→ **WHAT IS REQUIRED**: Copy every line in the records below that contains the word "Субконто".

→ **STORED ROWS**:
---
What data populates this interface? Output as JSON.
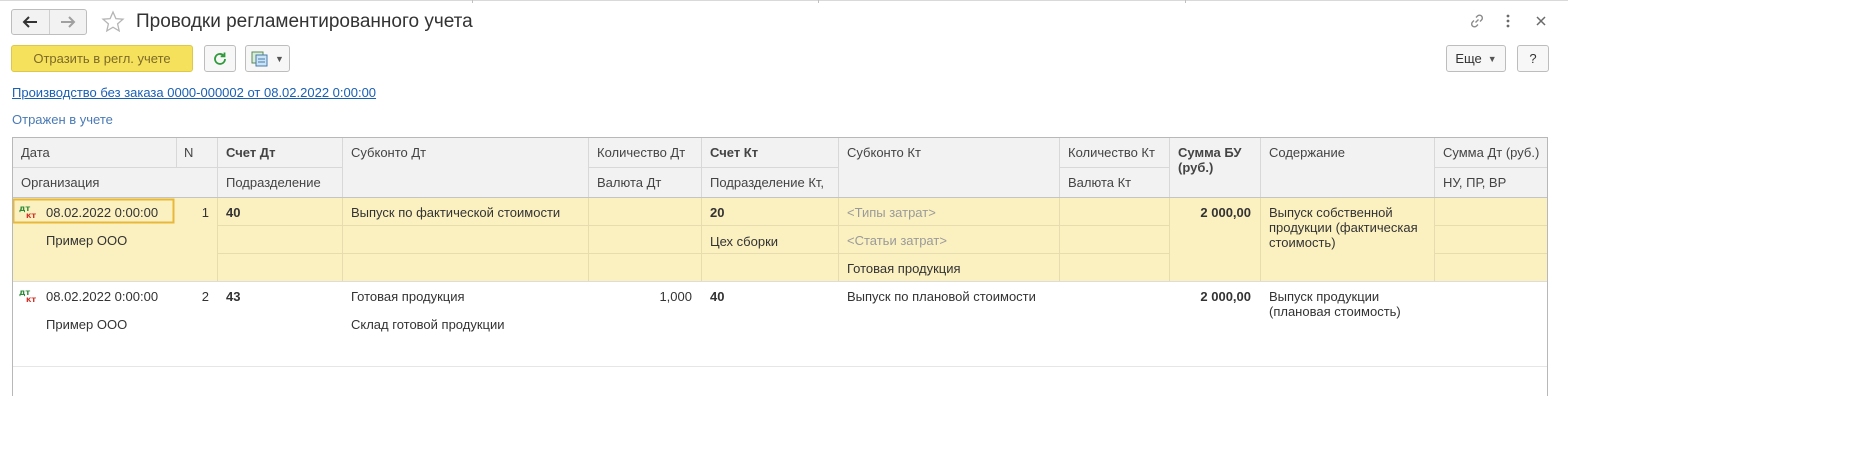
{
  "window": {
    "title": "Проводки регламентированного учета",
    "nav": {
      "back_icon": "arrow-left-icon",
      "forward_icon": "arrow-right-icon"
    },
    "favorite_icon": "star-icon",
    "link_icon": "link-icon",
    "more_icon": "more-vertical-icon",
    "close_icon": "close-icon"
  },
  "toolbar": {
    "reflect_label": "Отразить в регл. учете",
    "refresh_icon": "refresh-icon",
    "report_icon": "report-menu-icon",
    "more_label": "Еще",
    "help_label": "?"
  },
  "document_link": "Производство без заказа 0000-000002 от 08.02.2022 0:00:00",
  "status_text": "Отражен в учете",
  "table": {
    "headers": {
      "date": "Дата",
      "organization": "Организация",
      "n": "N",
      "account_dt": "Счет Дт",
      "subdivision": "Подразделение",
      "subconto_dt": "Субконто Дт",
      "qty_dt": "Количество Дт",
      "currency_dt": "Валюта Дт",
      "account_kt": "Счет Кт",
      "subdivision_kt": "Подразделение Кт,",
      "subconto_kt": "Субконто Кт",
      "qty_kt": "Количество Кт",
      "currency_kt": "Валюта Кт",
      "sum_bu": "Сумма БУ (руб.)",
      "content": "Содержание",
      "sum_dt": "Сумма Дт (руб.)",
      "nu_pr_vr": "НУ, ПР, ВР"
    },
    "rows": [
      {
        "icon": "dt-kt-icon",
        "date": "08.02.2022 0:00:00",
        "organization": "Пример ООО",
        "n": "1",
        "account_dt": "40",
        "subconto_dt": [
          "Выпуск по фактической стоимости",
          "",
          ""
        ],
        "qty_dt": "",
        "account_kt": "20",
        "subdivision_kt": "Цех сборки",
        "subconto_kt": [
          "<Типы затрат>",
          "<Статьи затрат>",
          "Готовая продукция"
        ],
        "sum_bu": "2 000,00",
        "content": "Выпуск собственной продукции (фактическая стоимость)",
        "selected": true
      },
      {
        "icon": "dt-kt-icon",
        "date": "08.02.2022 0:00:00",
        "organization": "Пример ООО",
        "n": "2",
        "account_dt": "43",
        "subconto_dt": [
          "Готовая продукция",
          "Склад готовой продукции",
          ""
        ],
        "qty_dt": "1,000",
        "account_kt": "40",
        "subdivision_kt": "",
        "subconto_kt": [
          "Выпуск по плановой стоимости",
          "",
          ""
        ],
        "sum_bu": "2 000,00",
        "content": "Выпуск продукции (плановая стоимость)",
        "selected": false
      }
    ]
  },
  "colors": {
    "primary_button": "#f5e15b",
    "selected_row": "#fbf0c0",
    "selected_cell_border": "#e8b83a",
    "link": "#1a5fb4",
    "header_bg": "#f2f2f2"
  }
}
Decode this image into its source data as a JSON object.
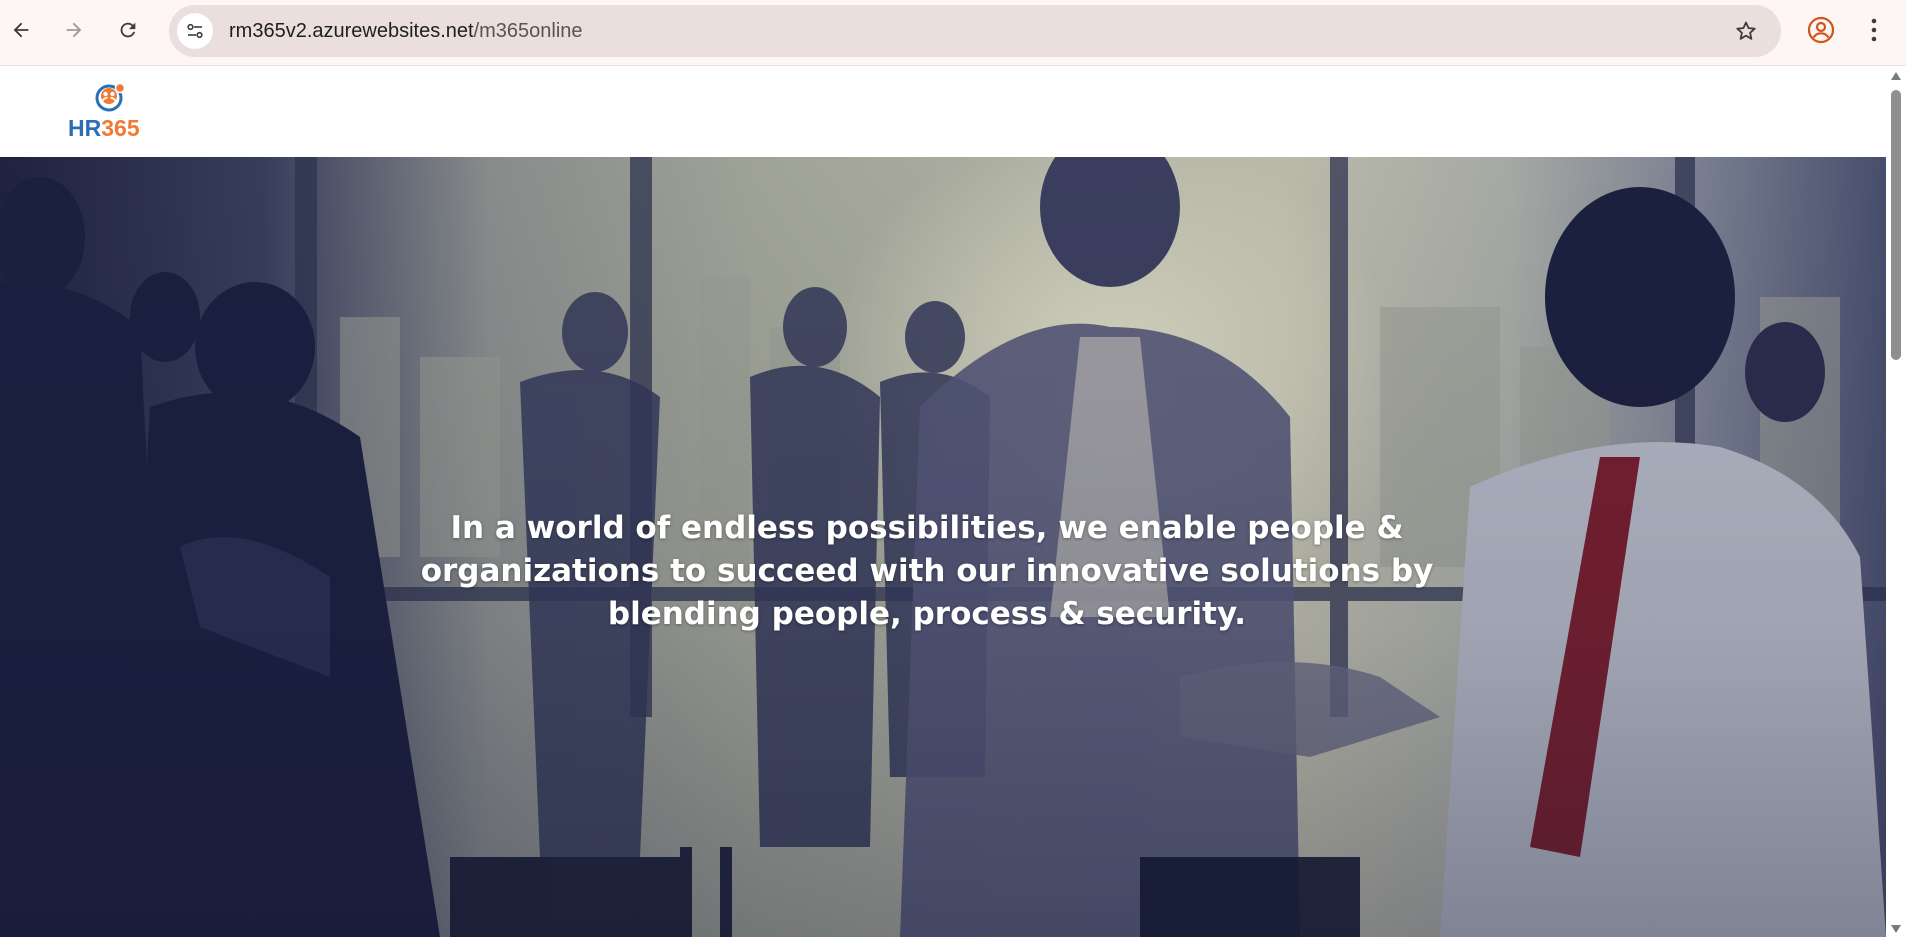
---
→ **TASK RESULT**:
      "subconto_dt": "Субконто Дт",
      "subconto_kt": "Субконто Кт",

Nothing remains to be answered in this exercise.